>> BEGIN GIVEN TEXT
To my great surprise, a number of the individual items we had pulled from the catalog database were not, in fact, individual items. A single pamphlet, for instance, the Manual of the Freedmen’s Aid and Southern Education Society of the Methodist Episcopal Church, might have come to our attention in the catalog but when I went into the stacks, I realized many of these pamphlets were thematically bound together, in new library bindings with incredibly broad titles printed on the spines like “SLAVERY DEBATE,” or “ANTI-SLAVERY.” The even greater surprise, for me, was that inside these big, bound volumes, I found not only the pamphlets I was looking for, but hundreds of others that were either uncatalogued or cataloged under locations that no longer existed. Many of these volumes had had written tables of contents, or in the case of the above pamphlet, tipped in photostats intended for librarian-eyes only.

Two daguerrotype portraits by J.P. Ball
Two portraits by J.P. Ball via JSTOR/JSTOR

These uncatalogued and mislocated materials have their own interesting journey to discovery that is somewhat unique to Harvard University’s long history in American libraries. Most of the pamphlets in these bound volumes are extremely rare in 2022, but were purchased new or soon after publication and held in the university’s circulating library. At that time, they were not yet rare books, rather; they were up-to-date materials tracking current events and discourse. When the library chose to bind them into volumes, it was for preservation purposes, with the idea that cataloging only the first one or two pamphlets was sufficient—in the future, patrons would simply look up the subject area they were interested in in the physical card catalog, and be directed to the bound volume with various materials on the theme. Decades later, these fragile 19th century materials live in closed stacks in Harvard’s largest repository for rare books and manuscripts, completely inaccessible and unknown to patrons without staff intervention.
>> END GIVEN TEXT
>> BEGIN MATERIAL PROVIDED
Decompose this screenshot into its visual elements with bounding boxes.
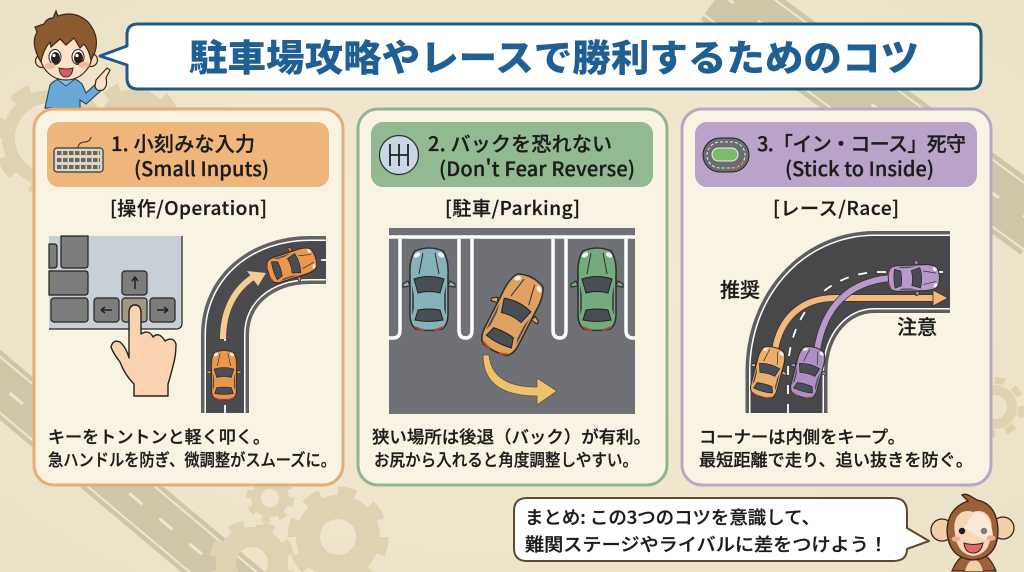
>> END MATERIAL PROVIDED
**PROBLEM TO SOLVE**. Return the bound-pamphlets text in full, word for word. Draw only on the bound-pamphlets text.

**SOLUTION**.
To my great surprise, a number of the individual items we had pulled from the catalog database were not, in fact, individual items. A single pamphlet, for instance, the Manual of the Freedmen’s Aid and Southern Education Society of the Methodist Episcopal Church, might have come to our attention in the catalog but when I went into the stacks, I realized many of these pamphlets were thematically bound together, in new library bindings with incredibly broad titles printed on the spines like “SLAVERY DEBATE,” or “ANTI-SLAVERY.” The even greater surprise, for me, was that inside these big, bound volumes, I found not only the pamphlets I was looking for, but hundreds of others that were either uncatalogued or cataloged under locations that no longer existed. Many of these volumes had had written tables of contents, or in the case of the above pamphlet, tipped in photostats intended for librarian-eyes only.

Two daguerrotype portraits by J.P. Ball
Two portraits by J.P. Ball via JSTOR/JSTOR

These uncatalogued and mislocated materials have their own interesting journey to discovery that is somewhat unique to Harvard University’s long history in American libraries. Most of the pamphlets in these bound volumes are extremely rare in 2022, but were purchased new or soon after publication and held in the university’s circulating library. At that time, they were not yet rare books, rather; they were up-to-date materials tracking current events and discourse. When the library chose to bind them into volumes, it was for preservation purposes, with the idea that cataloging only the first one or two pamphlets was sufficient—in the future, patrons would simply look up the subject area they were interested in in the physical card catalog, and be directed to the bound volume with various materials on the theme. Decades later, these fragile 19th century materials live in closed stacks in Harvard’s largest repository for rare books and manuscripts, completely inaccessible and unknown to patrons without staff intervention.